▶ Exercise details: Repeat the entries verbatim, from the first line through the line containing "taskbar-icon [36, 244, 40, 248]", with both lines included.

▶ Dataset records:
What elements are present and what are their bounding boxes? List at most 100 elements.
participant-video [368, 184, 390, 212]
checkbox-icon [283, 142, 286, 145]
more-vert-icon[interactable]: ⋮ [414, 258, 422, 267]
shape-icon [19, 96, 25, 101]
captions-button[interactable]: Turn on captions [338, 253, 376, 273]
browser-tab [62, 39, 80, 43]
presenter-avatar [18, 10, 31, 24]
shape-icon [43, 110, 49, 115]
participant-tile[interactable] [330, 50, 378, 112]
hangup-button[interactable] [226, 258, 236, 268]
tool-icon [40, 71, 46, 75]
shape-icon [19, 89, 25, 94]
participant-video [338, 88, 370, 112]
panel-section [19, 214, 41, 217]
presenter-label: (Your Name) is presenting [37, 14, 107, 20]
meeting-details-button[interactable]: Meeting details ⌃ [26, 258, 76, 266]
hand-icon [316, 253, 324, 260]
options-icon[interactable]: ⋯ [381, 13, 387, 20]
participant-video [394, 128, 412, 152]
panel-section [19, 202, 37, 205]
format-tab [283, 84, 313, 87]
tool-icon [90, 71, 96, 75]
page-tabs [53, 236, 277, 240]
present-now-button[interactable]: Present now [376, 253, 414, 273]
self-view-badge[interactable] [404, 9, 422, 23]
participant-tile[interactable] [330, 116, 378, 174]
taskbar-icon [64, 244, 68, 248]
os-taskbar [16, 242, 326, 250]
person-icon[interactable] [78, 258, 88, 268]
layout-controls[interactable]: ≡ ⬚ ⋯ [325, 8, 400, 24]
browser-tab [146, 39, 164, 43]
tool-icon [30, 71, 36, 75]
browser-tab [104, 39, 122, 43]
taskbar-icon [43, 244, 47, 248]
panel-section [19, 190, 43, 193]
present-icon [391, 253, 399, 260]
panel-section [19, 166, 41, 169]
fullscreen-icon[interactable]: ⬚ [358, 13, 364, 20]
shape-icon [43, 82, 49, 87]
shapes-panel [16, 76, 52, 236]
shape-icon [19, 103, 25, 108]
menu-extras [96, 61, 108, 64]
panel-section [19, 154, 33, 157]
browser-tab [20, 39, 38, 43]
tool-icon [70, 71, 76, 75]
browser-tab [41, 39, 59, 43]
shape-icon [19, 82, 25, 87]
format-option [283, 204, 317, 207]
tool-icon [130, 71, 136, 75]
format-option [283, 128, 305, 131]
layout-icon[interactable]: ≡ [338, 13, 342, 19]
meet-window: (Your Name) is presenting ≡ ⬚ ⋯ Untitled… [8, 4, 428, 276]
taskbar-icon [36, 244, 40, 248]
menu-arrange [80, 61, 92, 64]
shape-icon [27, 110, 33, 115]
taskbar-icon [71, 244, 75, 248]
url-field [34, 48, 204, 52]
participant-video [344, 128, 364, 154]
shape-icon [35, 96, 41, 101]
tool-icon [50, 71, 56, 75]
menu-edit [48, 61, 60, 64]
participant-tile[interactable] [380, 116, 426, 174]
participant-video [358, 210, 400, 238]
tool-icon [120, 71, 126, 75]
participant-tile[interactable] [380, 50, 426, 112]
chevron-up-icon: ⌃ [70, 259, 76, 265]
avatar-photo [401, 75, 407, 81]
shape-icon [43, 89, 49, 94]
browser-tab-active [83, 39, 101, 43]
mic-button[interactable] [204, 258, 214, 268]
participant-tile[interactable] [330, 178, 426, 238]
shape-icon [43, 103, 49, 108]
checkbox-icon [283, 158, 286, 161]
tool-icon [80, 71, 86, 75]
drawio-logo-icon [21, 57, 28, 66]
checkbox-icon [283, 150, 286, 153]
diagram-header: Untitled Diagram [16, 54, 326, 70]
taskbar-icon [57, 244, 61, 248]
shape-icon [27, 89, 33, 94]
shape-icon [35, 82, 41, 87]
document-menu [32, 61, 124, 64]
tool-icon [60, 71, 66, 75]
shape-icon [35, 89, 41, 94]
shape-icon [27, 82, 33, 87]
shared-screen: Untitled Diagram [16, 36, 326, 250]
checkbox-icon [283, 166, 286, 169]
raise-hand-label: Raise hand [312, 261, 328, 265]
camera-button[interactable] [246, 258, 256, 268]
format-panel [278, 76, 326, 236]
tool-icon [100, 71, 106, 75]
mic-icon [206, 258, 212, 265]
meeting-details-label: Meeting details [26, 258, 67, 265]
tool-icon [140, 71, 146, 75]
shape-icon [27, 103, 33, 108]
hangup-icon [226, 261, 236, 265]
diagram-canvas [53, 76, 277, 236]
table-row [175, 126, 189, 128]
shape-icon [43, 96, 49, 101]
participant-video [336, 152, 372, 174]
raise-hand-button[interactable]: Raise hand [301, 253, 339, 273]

▶ The answer:
What elements are present and what are their bounding boxes? List at most 100 elements.
participant-video [368, 184, 390, 212]
checkbox-icon [283, 142, 286, 145]
more-vert-icon[interactable]: ⋮ [414, 258, 422, 267]
shape-icon [19, 96, 25, 101]
captions-button[interactable]: Turn on captions [338, 253, 376, 273]
browser-tab [62, 39, 80, 43]
presenter-avatar [18, 10, 31, 24]
shape-icon [43, 110, 49, 115]
participant-tile[interactable] [330, 50, 378, 112]
hangup-button[interactable] [226, 258, 236, 268]
tool-icon [40, 71, 46, 75]
shape-icon [19, 89, 25, 94]
participant-video [338, 88, 370, 112]
panel-section [19, 214, 41, 217]
presenter-label: (Your Name) is presenting [37, 14, 107, 20]
meeting-details-button[interactable]: Meeting details ⌃ [26, 258, 76, 266]
hand-icon [316, 253, 324, 260]
options-icon[interactable]: ⋯ [381, 13, 387, 20]
participant-video [394, 128, 412, 152]
panel-section [19, 202, 37, 205]
format-tab [283, 84, 313, 87]
tool-icon [90, 71, 96, 75]
page-tabs [53, 236, 277, 240]
present-now-button[interactable]: Present now [376, 253, 414, 273]
self-view-badge[interactable] [404, 9, 422, 23]
participant-tile[interactable] [330, 116, 378, 174]
taskbar-icon [64, 244, 68, 248]
os-taskbar [16, 242, 326, 250]
person-icon[interactable] [78, 258, 88, 268]
layout-controls[interactable]: ≡ ⬚ ⋯ [325, 8, 400, 24]
browser-tab [146, 39, 164, 43]
tool-icon [30, 71, 36, 75]
browser-tab [104, 39, 122, 43]
taskbar-icon [43, 244, 47, 248]
panel-section [19, 190, 43, 193]
present-icon [391, 253, 399, 260]
panel-section [19, 166, 41, 169]
fullscreen-icon[interactable]: ⬚ [358, 13, 364, 20]
shape-icon [43, 82, 49, 87]
shapes-panel [16, 76, 52, 236]
shape-icon [19, 103, 25, 108]
menu-extras [96, 61, 108, 64]
panel-section [19, 154, 33, 157]
browser-tab [20, 39, 38, 43]
tool-icon [70, 71, 76, 75]
browser-tab [41, 39, 59, 43]
shape-icon [19, 82, 25, 87]
format-option [283, 204, 317, 207]
tool-icon [130, 71, 136, 75]
format-option [283, 128, 305, 131]
layout-icon[interactable]: ≡ [338, 13, 342, 19]
meet-window: (Your Name) is presenting ≡ ⬚ ⋯ Untitled… [8, 4, 428, 276]
taskbar-icon [36, 244, 40, 248]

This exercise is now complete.